» **TO DO**: Render the material again word for word, skipping the pictures in it.

» **Stored records**:

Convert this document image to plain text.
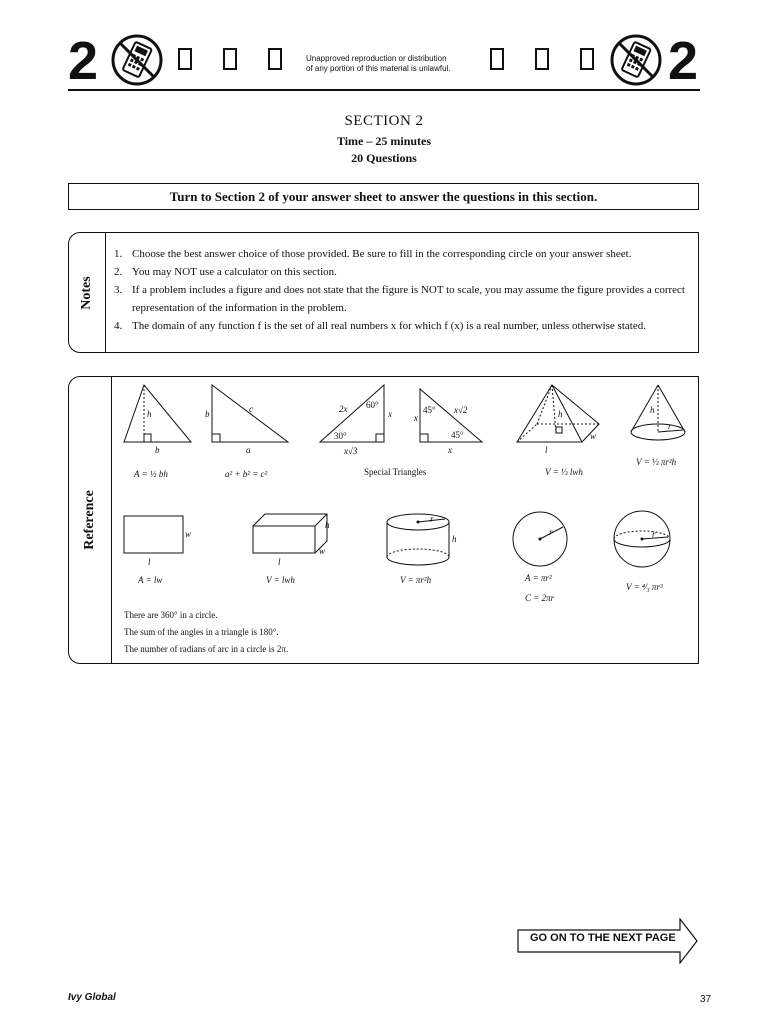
2	Unapproved reproduction or distribution
of any portion of this material is unlawful.	2
SECTION 2
Time – 25 minutes
20 Questions
Turn to Section 2 of your answer sheet to answer the questions in this section.
Notes
1. Choose the best answer choice of those provided. Be sure to fill in the corresponding circle on your answer sheet.
2. You may NOT use a calculator on this section.
3. If a problem includes a figure and does not state that the figure is NOT to scale, you may assume the figure provides a correct representation of the information in the problem.
4. The domain of any function f is the set of all real numbers x for which f (x) is a real number, unless otherwise stated.
Reference
h
b
b	c
a
2x 60°
x
30°
x√3
x
45° x√2
45°
x
h
l
w
h
r
w
l
h
w
l
r
h
r	r
A = ½ bh	a² + b² = c²	Special Triangles	V = ⅓ lwh
V = ⅓ πr²h
A = lw	V = lwh	V = πr²h	A = πr²
C = 2πr
V = ⁴⁄₃ πr³
There are 360° in a circle.
The sum of the angles in a triangle is 180°.
The number of radians of arc in a circle is 2π.
GO ON TO THE NEXT PAGE
Ivy Global	37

» **TASK RESPONSE**:
Convert this document image to plain text.
2	Unapproved reproduction or distribution
of any portion of this material is unlawful.	2
SECTION 2
Time – 25 minutes
20 Questions
Turn to Section 2 of your answer sheet to answer the questions in this section.
Notes
1. Choose the best answer choice of those provided. Be sure to fill in the corresponding circle on your answer sheet.
2. You may NOT use a calculator on this section.
3. If a problem includes a figure and does not state that the figure is NOT to scale, you may assume the figure provides a correct representation of the information in the problem.
4. The domain of any function f is the set of all real numbers x for which f (x) is a real number, unless otherwise stated.
Reference
h
b
b	c
a
2x 60°
x
30°
x√3
x
45° x√2
45°
x
h
l
w
h
r
w
l
h
w
l
r
h
r	r
A = ½ bh	a² + b² = c²	Special Triangles	V = ⅓ lwh
V = ⅓ πr²h
A = lw	V = lwh	V = πr²h	A = πr²
C = 2πr
V = ⁴⁄₃ πr³
There are 360° in a circle.
The sum of the angles in a triangle is 180°.
The number of radians of arc in a circle is 2π.
GO ON TO THE NEXT PAGE
Ivy Global	37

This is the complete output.